Gather up the lines that contain "type".

***** Dataset content

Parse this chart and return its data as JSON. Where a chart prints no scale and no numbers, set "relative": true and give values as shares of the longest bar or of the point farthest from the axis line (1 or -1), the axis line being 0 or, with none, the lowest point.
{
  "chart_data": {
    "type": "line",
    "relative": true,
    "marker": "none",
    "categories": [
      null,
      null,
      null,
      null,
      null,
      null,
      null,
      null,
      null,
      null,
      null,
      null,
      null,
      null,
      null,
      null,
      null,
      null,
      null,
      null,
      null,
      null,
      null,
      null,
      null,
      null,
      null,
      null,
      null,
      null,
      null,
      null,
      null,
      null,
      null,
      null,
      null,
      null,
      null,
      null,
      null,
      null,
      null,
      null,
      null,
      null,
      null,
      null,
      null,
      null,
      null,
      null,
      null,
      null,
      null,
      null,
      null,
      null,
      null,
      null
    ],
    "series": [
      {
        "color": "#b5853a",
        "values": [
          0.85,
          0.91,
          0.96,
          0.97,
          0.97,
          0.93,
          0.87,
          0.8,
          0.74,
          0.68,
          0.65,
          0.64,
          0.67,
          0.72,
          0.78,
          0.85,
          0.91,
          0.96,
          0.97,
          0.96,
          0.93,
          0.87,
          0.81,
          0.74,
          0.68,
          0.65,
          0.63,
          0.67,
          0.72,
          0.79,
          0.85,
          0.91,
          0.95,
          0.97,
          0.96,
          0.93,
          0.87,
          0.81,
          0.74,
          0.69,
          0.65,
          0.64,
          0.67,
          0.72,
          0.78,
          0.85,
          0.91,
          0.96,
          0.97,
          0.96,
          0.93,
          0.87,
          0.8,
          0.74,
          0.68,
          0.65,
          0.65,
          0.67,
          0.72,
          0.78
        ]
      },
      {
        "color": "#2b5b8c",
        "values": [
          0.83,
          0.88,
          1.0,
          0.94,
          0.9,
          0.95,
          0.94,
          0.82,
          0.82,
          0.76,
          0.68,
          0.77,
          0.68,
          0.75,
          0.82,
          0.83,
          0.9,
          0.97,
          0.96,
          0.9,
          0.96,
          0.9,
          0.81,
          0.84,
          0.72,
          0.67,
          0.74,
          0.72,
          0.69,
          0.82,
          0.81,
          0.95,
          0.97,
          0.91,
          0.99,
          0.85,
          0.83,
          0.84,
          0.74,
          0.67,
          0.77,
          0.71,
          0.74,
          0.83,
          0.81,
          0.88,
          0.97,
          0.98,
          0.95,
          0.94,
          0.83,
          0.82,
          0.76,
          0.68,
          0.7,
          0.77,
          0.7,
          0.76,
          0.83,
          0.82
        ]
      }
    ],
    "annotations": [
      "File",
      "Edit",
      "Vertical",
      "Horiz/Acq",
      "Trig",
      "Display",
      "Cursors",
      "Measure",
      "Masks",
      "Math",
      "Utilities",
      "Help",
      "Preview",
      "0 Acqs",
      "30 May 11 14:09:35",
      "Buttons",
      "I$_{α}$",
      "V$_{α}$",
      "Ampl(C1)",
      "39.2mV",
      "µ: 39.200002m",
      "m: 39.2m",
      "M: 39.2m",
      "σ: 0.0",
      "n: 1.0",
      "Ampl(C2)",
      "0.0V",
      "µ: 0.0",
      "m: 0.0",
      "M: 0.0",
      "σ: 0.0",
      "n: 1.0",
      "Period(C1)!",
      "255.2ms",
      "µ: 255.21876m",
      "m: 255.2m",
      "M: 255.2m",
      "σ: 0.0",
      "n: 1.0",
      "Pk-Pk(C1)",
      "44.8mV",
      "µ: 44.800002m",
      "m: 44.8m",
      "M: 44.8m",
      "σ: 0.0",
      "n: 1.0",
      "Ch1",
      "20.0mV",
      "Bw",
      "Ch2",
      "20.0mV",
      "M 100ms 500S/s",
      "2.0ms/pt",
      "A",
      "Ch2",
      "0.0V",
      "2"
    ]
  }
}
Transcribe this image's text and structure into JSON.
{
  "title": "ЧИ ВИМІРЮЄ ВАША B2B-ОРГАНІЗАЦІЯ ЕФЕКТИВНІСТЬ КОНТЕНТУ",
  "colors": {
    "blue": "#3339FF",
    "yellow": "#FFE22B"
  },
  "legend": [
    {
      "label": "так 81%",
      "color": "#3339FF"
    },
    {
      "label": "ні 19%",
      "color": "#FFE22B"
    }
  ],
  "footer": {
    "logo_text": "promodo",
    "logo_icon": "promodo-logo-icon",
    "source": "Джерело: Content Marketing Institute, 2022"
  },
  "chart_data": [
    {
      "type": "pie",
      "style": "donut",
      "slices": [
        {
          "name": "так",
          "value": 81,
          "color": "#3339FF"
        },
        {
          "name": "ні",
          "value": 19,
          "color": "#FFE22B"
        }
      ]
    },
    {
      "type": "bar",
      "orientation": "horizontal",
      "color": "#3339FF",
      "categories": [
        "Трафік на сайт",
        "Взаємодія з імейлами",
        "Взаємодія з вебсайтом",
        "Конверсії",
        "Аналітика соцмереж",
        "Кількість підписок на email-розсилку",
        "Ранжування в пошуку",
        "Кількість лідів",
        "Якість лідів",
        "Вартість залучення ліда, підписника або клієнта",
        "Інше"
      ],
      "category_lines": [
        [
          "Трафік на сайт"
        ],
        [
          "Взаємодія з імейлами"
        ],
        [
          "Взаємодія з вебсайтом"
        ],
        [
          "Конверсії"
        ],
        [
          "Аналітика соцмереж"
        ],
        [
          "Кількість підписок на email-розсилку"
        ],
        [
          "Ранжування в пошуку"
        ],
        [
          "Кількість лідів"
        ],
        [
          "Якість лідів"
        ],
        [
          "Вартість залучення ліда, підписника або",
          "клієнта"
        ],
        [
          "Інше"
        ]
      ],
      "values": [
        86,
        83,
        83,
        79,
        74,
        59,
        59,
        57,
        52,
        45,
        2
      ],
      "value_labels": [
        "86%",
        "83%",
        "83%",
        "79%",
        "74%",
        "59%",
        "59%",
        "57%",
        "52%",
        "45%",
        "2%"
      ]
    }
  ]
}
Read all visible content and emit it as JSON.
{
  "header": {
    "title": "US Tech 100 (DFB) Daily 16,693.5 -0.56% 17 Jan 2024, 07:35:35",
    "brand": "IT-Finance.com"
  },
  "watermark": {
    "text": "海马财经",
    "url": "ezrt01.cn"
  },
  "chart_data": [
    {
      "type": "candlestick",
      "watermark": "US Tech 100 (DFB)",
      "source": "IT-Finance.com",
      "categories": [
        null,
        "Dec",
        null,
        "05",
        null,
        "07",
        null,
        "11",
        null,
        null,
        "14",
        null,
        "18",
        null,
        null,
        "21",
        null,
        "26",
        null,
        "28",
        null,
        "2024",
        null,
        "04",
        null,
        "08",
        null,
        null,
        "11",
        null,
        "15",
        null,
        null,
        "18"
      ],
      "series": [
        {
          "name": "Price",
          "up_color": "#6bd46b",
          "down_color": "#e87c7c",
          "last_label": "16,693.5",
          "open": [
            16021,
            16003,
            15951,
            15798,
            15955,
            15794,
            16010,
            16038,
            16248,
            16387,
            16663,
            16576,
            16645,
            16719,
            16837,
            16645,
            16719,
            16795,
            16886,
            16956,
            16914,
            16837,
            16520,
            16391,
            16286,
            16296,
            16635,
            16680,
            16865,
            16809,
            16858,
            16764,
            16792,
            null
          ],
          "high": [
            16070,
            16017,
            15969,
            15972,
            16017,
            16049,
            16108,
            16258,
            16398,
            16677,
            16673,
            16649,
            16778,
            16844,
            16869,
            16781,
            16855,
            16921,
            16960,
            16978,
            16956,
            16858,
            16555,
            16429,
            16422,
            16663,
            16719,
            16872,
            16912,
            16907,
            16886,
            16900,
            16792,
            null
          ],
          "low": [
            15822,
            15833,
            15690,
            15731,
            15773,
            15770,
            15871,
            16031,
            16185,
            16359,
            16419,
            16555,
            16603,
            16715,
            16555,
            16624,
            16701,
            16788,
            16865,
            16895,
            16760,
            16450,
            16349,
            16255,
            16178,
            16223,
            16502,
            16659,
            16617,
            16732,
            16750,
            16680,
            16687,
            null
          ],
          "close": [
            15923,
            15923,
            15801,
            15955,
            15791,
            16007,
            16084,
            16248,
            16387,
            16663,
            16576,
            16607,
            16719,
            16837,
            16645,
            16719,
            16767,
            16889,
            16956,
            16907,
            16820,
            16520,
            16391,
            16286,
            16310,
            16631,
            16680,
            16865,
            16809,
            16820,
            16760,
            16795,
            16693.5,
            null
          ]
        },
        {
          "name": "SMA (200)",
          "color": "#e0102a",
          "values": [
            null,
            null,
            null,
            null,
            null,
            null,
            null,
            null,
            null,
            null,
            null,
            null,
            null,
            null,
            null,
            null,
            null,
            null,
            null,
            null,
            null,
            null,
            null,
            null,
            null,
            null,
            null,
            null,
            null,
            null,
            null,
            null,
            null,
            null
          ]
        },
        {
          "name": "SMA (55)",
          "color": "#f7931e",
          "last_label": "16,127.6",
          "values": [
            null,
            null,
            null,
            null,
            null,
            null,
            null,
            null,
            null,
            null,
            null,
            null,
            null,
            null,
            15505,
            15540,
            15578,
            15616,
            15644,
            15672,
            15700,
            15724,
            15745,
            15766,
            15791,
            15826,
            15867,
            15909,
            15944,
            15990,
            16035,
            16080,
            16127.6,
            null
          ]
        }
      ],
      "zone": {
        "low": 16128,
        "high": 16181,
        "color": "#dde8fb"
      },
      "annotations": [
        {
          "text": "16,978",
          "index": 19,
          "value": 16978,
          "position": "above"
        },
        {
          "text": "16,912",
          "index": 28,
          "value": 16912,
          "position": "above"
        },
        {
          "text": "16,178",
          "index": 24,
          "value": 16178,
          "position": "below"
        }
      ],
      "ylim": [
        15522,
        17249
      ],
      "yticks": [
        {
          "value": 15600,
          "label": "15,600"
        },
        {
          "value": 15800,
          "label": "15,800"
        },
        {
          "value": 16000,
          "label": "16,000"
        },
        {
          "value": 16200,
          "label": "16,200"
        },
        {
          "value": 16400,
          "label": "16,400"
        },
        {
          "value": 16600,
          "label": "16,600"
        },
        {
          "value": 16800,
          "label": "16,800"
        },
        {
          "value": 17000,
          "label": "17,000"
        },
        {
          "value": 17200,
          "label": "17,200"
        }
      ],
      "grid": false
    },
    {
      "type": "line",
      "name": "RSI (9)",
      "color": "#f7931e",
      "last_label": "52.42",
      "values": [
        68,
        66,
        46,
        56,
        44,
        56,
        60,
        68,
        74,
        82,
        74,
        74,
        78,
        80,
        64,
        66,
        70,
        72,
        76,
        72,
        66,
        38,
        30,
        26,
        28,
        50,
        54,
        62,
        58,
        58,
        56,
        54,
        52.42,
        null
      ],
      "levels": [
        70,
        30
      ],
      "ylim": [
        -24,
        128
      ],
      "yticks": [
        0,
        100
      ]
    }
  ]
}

**********

Answer to the task:
    "type": "line",
      "type": "pie",
      "type": "bar",
      "type": "candlestick",
      "type": "line",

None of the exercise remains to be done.